→ What to do
Copy every record exactly, and keep the pictures out.

→ Data provided

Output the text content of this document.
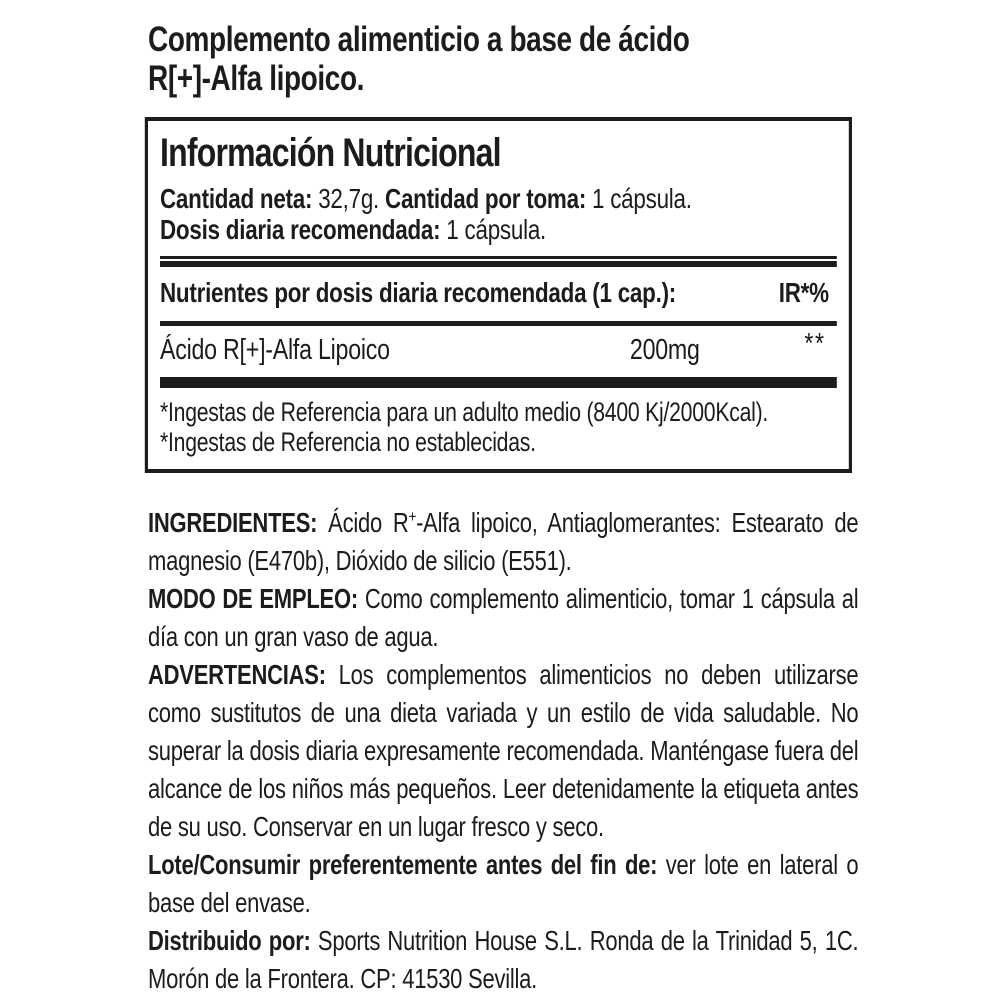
Complemento alimenticio a base de ácido
R[+]-Alfa lipoico.
Información Nutricional

Cantidad neta: 32,7g. Cantidad por toma: 1 cápsula.

Dosis diaria recomendada: 1 cápsula.

Nutrientes por dosis diaria recomendada (1 cap.):	IR*%
Ácido R[+]-Alfa Lipoico	200mg	**

*Ingestas de Referencia para un adulto medio (8400 Kj/2000Kcal).

*Ingestas de Referencia no establecidas.

INGREDIENTES: Ácido R+-Alfa lipoico, Antiaglomerantes: Estearato de magnesio (E470b), Dióxido de silicio (E551).

MODO DE EMPLEO: Como complemento alimenticio, tomar 1 cápsula al día con un gran vaso de agua.

ADVERTENCIAS: Los complementos alimenticios no deben utilizarse como sustitutos de una dieta variada y un estilo de vida saludable. No superar la dosis diaria expresamente recomendada. Manténgase fuera del alcance de los niños más pequeños. Leer detenidamente la etiqueta antes de su uso. Conservar en un lugar fresco y seco.

Lote/Consumir preferentemente antes del fin de: ver lote en lateral o base del envase.

Distribuido por: Sports Nutrition House S.L. Ronda de la Trinidad 5, 1C. Morón de la Frontera. CP: 41530 Sevilla.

→ Exercise solution
Output the text content of this document.
Complemento alimenticio a base de ácido
R[+]-Alfa lipoico.
Información Nutricional

Cantidad neta: 32,7g. Cantidad por toma: 1 cápsula.

Dosis diaria recomendada: 1 cápsula.

Nutrientes por dosis diaria recomendada (1 cap.):	IR*%
Ácido R[+]-Alfa Lipoico	200mg	**

*Ingestas de Referencia para un adulto medio (8400 Kj/2000Kcal).

*Ingestas de Referencia no establecidas.

INGREDIENTES: Ácido R+-Alfa lipoico, Antiaglomerantes: Estearato de magnesio (E470b), Dióxido de silicio (E551).

MODO DE EMPLEO: Como complemento alimenticio, tomar 1 cápsula al día con un gran vaso de agua.

ADVERTENCIAS: Los complementos alimenticios no deben utilizarse como sustitutos de una dieta variada y un estilo de vida saludable. No superar la dosis diaria expresamente recomendada. Manténgase fuera del alcance de los niños más pequeños. Leer detenidamente la etiqueta antes de su uso. Conservar en un lugar fresco y seco.

Lote/Consumir preferentemente antes del fin de: ver lote en lateral o base del envase.

Distribuido por: Sports Nutrition House S.L. Ronda de la Trinidad 5, 1C. Morón de la Frontera. CP: 41530 Sevilla.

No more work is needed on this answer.